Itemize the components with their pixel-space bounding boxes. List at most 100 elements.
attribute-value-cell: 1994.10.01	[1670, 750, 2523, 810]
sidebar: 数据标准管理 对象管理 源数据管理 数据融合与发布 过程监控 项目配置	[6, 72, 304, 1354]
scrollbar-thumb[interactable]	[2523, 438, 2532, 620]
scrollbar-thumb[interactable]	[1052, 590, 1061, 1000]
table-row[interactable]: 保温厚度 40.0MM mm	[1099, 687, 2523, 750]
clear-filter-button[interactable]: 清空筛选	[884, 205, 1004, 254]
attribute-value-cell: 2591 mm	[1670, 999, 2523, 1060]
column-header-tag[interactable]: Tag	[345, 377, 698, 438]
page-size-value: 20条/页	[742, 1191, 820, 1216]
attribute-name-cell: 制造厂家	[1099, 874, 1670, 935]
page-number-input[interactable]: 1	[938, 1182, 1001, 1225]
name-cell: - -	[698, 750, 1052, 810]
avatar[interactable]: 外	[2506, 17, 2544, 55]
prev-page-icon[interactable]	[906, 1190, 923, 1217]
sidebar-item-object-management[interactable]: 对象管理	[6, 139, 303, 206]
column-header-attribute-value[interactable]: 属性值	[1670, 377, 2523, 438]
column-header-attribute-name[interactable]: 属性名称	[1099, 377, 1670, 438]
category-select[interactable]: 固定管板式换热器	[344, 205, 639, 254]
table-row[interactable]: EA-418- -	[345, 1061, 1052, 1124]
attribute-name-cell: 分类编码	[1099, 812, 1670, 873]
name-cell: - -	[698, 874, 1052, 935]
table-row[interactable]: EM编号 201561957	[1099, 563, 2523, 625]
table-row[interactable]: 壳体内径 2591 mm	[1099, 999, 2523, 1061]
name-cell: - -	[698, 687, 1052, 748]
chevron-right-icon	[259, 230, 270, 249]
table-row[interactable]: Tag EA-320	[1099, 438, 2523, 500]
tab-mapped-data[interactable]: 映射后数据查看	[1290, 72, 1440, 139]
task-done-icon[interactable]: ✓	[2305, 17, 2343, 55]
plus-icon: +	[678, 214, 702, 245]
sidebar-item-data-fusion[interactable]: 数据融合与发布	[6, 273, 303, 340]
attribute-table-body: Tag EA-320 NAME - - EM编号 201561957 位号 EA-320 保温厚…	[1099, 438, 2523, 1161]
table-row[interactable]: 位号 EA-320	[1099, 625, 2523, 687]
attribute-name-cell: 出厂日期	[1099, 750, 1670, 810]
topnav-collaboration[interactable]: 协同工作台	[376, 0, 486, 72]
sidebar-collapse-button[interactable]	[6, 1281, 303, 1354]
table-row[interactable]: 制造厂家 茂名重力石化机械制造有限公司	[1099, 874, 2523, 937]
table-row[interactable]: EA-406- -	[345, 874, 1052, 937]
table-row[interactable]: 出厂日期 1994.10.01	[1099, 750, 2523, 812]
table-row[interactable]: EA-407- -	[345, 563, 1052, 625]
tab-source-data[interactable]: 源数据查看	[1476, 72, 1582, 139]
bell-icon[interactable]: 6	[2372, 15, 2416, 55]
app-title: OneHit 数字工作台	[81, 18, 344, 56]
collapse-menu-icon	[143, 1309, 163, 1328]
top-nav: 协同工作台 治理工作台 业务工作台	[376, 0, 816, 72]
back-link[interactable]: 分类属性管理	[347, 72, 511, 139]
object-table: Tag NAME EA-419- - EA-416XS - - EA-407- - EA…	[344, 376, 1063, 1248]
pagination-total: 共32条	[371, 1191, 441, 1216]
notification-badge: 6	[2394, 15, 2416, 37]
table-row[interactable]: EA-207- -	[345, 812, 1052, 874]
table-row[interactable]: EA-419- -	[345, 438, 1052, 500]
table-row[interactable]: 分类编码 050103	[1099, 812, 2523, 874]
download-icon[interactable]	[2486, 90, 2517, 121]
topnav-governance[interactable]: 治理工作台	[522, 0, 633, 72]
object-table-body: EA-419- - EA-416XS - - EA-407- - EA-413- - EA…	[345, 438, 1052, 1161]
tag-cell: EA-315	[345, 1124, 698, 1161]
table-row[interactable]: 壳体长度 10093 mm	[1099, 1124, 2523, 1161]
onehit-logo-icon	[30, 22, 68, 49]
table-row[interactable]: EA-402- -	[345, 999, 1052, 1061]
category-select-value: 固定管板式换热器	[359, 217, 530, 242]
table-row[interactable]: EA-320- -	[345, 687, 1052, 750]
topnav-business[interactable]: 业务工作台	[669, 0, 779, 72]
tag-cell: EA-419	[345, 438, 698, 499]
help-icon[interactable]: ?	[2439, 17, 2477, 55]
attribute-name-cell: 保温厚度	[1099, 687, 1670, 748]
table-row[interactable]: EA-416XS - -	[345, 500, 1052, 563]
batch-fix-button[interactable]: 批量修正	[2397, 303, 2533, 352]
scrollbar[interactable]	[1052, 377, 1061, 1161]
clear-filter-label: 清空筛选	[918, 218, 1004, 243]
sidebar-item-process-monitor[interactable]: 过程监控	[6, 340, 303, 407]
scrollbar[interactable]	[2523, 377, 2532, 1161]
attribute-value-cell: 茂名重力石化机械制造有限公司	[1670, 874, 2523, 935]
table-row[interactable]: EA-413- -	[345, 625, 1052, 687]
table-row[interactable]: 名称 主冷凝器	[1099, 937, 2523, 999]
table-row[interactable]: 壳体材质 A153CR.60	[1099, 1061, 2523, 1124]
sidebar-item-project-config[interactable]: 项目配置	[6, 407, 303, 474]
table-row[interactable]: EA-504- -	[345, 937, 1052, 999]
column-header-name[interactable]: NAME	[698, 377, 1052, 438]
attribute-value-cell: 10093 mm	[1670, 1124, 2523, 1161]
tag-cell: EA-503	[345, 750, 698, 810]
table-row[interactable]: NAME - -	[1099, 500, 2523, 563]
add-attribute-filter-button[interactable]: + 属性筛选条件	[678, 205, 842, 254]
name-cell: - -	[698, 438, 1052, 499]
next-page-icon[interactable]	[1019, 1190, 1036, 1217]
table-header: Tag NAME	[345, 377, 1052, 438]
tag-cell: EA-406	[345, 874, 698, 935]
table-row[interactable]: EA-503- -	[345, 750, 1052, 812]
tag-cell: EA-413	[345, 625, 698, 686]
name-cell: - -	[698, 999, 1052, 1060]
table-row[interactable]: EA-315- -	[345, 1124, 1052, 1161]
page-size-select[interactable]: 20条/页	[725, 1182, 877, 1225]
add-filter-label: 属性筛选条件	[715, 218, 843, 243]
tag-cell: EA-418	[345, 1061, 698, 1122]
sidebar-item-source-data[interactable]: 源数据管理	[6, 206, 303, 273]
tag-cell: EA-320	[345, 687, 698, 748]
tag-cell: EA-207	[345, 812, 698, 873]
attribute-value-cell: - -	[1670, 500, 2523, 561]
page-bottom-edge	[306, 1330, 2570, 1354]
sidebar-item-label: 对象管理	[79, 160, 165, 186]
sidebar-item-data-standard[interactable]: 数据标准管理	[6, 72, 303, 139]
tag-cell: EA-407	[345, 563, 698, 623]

* [What the task asks]
Put every line of the entries above into a numbered list, leaving out any blank lines.

* [Final result]
1. Itemize the components with their pixel-space bounding boxes. List at most 100 elements.
2. attribute-value-cell: 1994.10.01	[1670, 750, 2523, 810]
3. sidebar: 数据标准管理 对象管理 源数据管理 数据融合与发布 过程监控 项目配置	[6, 72, 304, 1354]
4. scrollbar-thumb[interactable]	[2523, 438, 2532, 620]
5. scrollbar-thumb[interactable]	[1052, 590, 1061, 1000]
6. table-row[interactable]: 保温厚度 40.0MM mm	[1099, 687, 2523, 750]
7. clear-filter-button[interactable]: 清空筛选	[884, 205, 1004, 254]
8. attribute-value-cell: 2591 mm	[1670, 999, 2523, 1060]
9. column-header-tag[interactable]: Tag	[345, 377, 698, 438]
10. page-size-value: 20条/页	[742, 1191, 820, 1216]
11. attribute-name-cell: 制造厂家	[1099, 874, 1670, 935]
12. page-number-input[interactable]: 1	[938, 1182, 1001, 1225]
13. name-cell: - -	[698, 750, 1052, 810]
14. avatar[interactable]: 外	[2506, 17, 2544, 55]
15. prev-page-icon[interactable]	[906, 1190, 923, 1217]
16. sidebar-item-object-management[interactable]: 对象管理	[6, 139, 303, 206]
17. column-header-attribute-value[interactable]: 属性值	[1670, 377, 2523, 438]
18. column-header-attribute-name[interactable]: 属性名称	[1099, 377, 1670, 438]
19. category-select[interactable]: 固定管板式换热器	[344, 205, 639, 254]
20. table-row[interactable]: EA-418- -	[345, 1061, 1052, 1124]
21. attribute-name-cell: 分类编码	[1099, 812, 1670, 873]
22. name-cell: - -	[698, 874, 1052, 935]
23. table-row[interactable]: EM编号 201561957	[1099, 563, 2523, 625]
24. table-row[interactable]: 壳体内径 2591 mm	[1099, 999, 2523, 1061]
25. name-cell: - -	[698, 687, 1052, 748]
26. chevron-right-icon	[259, 230, 270, 249]
27. table-row[interactable]: Tag EA-320	[1099, 438, 2523, 500]
28. tab-mapped-data[interactable]: 映射后数据查看	[1290, 72, 1440, 139]
29. task-done-icon[interactable]: ✓	[2305, 17, 2343, 55]
30. plus-icon: +	[678, 214, 702, 245]
31. sidebar-item-data-fusion[interactable]: 数据融合与发布	[6, 273, 303, 340]
32. attribute-table-body: Tag EA-320 NAME - - EM编号 201561957 位号 EA-320 保温厚…	[1099, 438, 2523, 1161]
33. table-row[interactable]: 位号 EA-320	[1099, 625, 2523, 687]
34. attribute-name-cell: 出厂日期	[1099, 750, 1670, 810]
35. topnav-collaboration[interactable]: 协同工作台	[376, 0, 486, 72]
36. sidebar-collapse-button[interactable]	[6, 1281, 303, 1354]
37. table-row[interactable]: 制造厂家 茂名重力石化机械制造有限公司	[1099, 874, 2523, 937]
38. table-row[interactable]: EA-406- -	[345, 874, 1052, 937]
39. table-row[interactable]: 出厂日期 1994.10.01	[1099, 750, 2523, 812]
40. table-row[interactable]: EA-407- -	[345, 563, 1052, 625]
41. tab-source-data[interactable]: 源数据查看	[1476, 72, 1582, 139]
42. bell-icon[interactable]: 6	[2372, 15, 2416, 55]
43. app-title: OneHit 数字工作台	[81, 18, 344, 56]
44. collapse-menu-icon	[143, 1309, 163, 1328]
45. top-nav: 协同工作台 治理工作台 业务工作台	[376, 0, 816, 72]
46. back-link[interactable]: 分类属性管理	[347, 72, 511, 139]
47. object-table: Tag NAME EA-419- - EA-416XS - - EA-407- - EA…	[344, 376, 1063, 1248]
48. pagination-total: 共32条	[371, 1191, 441, 1216]
49. notification-badge: 6	[2394, 15, 2416, 37]
50. table-row[interactable]: EA-207- -	[345, 812, 1052, 874]
51. table-row[interactable]: EA-419- -	[345, 438, 1052, 500]
52. table-row[interactable]: 分类编码 050103	[1099, 812, 2523, 874]
53. download-icon[interactable]	[2486, 90, 2517, 121]
54. topnav-governance[interactable]: 治理工作台	[522, 0, 633, 72]
55. object-table-body: EA-419- - EA-416XS - - EA-407- - EA-413- - EA…	[345, 438, 1052, 1161]
56. tag-cell: EA-315	[345, 1124, 698, 1161]
57. table-row[interactable]: 壳体长度 10093 mm	[1099, 1124, 2523, 1161]
58. onehit-logo-icon	[30, 22, 68, 49]
59. table-row[interactable]: EA-402- -	[345, 999, 1052, 1061]
60. category-select-value: 固定管板式换热器	[359, 217, 530, 242]
61. table-row[interactable]: EA-320- -	[345, 687, 1052, 750]
62. topnav-business[interactable]: 业务工作台	[669, 0, 779, 72]
63. tag-cell: EA-419	[345, 438, 698, 499]
64. help-icon[interactable]: ?	[2439, 17, 2477, 55]
65. attribute-name-cell: 保温厚度	[1099, 687, 1670, 748]
66. table-row[interactable]: EA-416XS - -	[345, 500, 1052, 563]
67. batch-fix-button[interactable]: 批量修正	[2397, 303, 2533, 352]
68. scrollbar[interactable]	[1052, 377, 1061, 1161]
69. clear-filter-label: 清空筛选	[918, 218, 1004, 243]
70. sidebar-item-process-monitor[interactable]: 过程监控	[6, 340, 303, 407]
71. scrollbar[interactable]	[2523, 377, 2532, 1161]
72. attribute-value-cell: 茂名重力石化机械制造有限公司	[1670, 874, 2523, 935]
73. table-row[interactable]: EA-413- -	[345, 625, 1052, 687]
74. table-row[interactable]: 名称 主冷凝器	[1099, 937, 2523, 999]
75. table-row[interactable]: 壳体材质 A153CR.60	[1099, 1061, 2523, 1124]
76. sidebar-item-project-config[interactable]: 项目配置	[6, 407, 303, 474]
77. table-row[interactable]: EA-504- -	[345, 937, 1052, 999]
78. column-header-name[interactable]: NAME	[698, 377, 1052, 438]
79. attribute-value-cell: 10093 mm	[1670, 1124, 2523, 1161]
80. tag-cell: EA-503	[345, 750, 698, 810]
81. table-row[interactable]: NAME - -	[1099, 500, 2523, 563]
82. add-attribute-filter-button[interactable]: + 属性筛选条件	[678, 205, 842, 254]
83. name-cell: - -	[698, 438, 1052, 499]
84. next-page-icon[interactable]	[1019, 1190, 1036, 1217]
85. table-header: Tag NAME	[345, 377, 1052, 438]
86. tag-cell: EA-406	[345, 874, 698, 935]
87. table-row[interactable]: EA-503- -	[345, 750, 1052, 812]
88. tag-cell: EA-413	[345, 625, 698, 686]
89. name-cell: - -	[698, 999, 1052, 1060]
90. table-row[interactable]: EA-315- -	[345, 1124, 1052, 1161]
91. page-size-select[interactable]: 20条/页	[725, 1182, 877, 1225]
92. add-filter-label: 属性筛选条件	[715, 218, 843, 243]
93. tag-cell: EA-418	[345, 1061, 698, 1122]
94. sidebar-item-source-data[interactable]: 源数据管理	[6, 206, 303, 273]
95. tag-cell: EA-320	[345, 687, 698, 748]
96. tag-cell: EA-207	[345, 812, 698, 873]
97. attribute-value-cell: - -	[1670, 500, 2523, 561]
98. page-bottom-edge	[306, 1330, 2570, 1354]
99. sidebar-item-label: 对象管理	[79, 160, 165, 186]
100. sidebar-item-data-standard[interactable]: 数据标准管理	[6, 72, 303, 139]
101. tag-cell: EA-407	[345, 563, 698, 623]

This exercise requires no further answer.